-- Start --
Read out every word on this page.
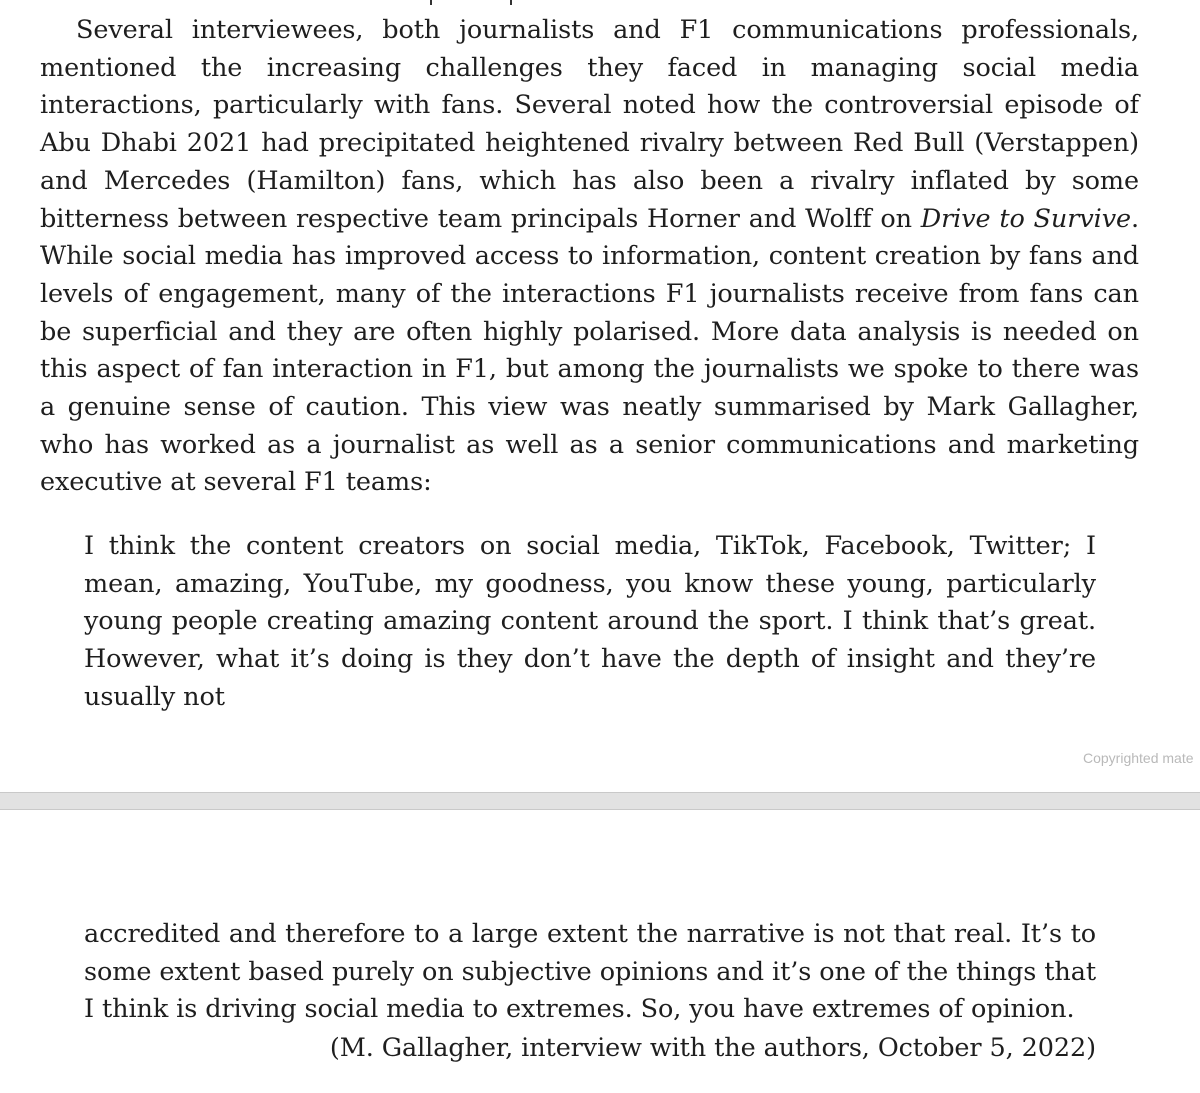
Several interviewees, both journalists and F1 communications professionals, mentioned the increasing challenges they faced in managing social media interactions, particularly with fans. Several noted how the controversial episode of Abu Dhabi 2021 had precipitated heightened rivalry between Red Bull (Verstappen) and Mercedes (Hamilton) fans, which has also been a rivalry inflated by some bitterness between respective team principals Horner and Wolff on Drive to Survive. While social media has improved access to information, content creation by fans and levels of engagement, many of the interactions F1 journalists receive from fans can be superficial and they are often highly polarised. More data analysis is needed on this aspect of fan interaction in F1, but among the journalists we spoke to there was a genuine sense of caution. This view was neatly summarised by Mark Gallagher, who has worked as a journalist as well as a senior communications and marketing executive at several F1 teams:

I think the content creators on social media, TikTok, Facebook, Twitter; I mean, amazing, YouTube, my goodness, you know these young, particularly young people creating amazing content around the sport. I think that’s great. However, what it’s doing is they don’t have the depth of insight and they’re usually not

Copyrighted mate

accredited and therefore to a large extent the narrative is not that real. It’s to some extent based purely on subjective opinions and it’s one of the things that I think is driving social media to extremes. So, you have extremes of opinion.

(M. Gallagher, interview with the authors, October 5, 2022)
-- End --
Write out the material above once more, exactly as it reads, with no pictures.

OUTPUT FOR THIS EXERCISE:
Read out every word on this page.
Several interviewees, both journalists and F1 communications professionals, mentioned the increasing challenges they faced in managing social media interactions, particularly with fans. Several noted how the controversial episode of Abu Dhabi 2021 had precipitated heightened rivalry between Red Bull (Verstappen) and Mercedes (Hamilton) fans, which has also been a rivalry inflated by some bitterness between respective team principals Horner and Wolff on Drive to Survive. While social media has improved access to information, content creation by fans and levels of engagement, many of the interactions F1 journalists receive from fans can be superficial and they are often highly polarised. More data analysis is needed on this aspect of fan interaction in F1, but among the journalists we spoke to there was a genuine sense of caution. This view was neatly summarised by Mark Gallagher, who has worked as a journalist as well as a senior communications and marketing executive at several F1 teams:

I think the content creators on social media, TikTok, Facebook, Twitter; I mean, amazing, YouTube, my goodness, you know these young, particularly young people creating amazing content around the sport. I think that’s great. However, what it’s doing is they don’t have the depth of insight and they’re usually not

Copyrighted mate

accredited and therefore to a large extent the narrative is not that real. It’s to some extent based purely on subjective opinions and it’s one of the things that I think is driving social media to extremes. So, you have extremes of opinion.

(M. Gallagher, interview with the authors, October 5, 2022)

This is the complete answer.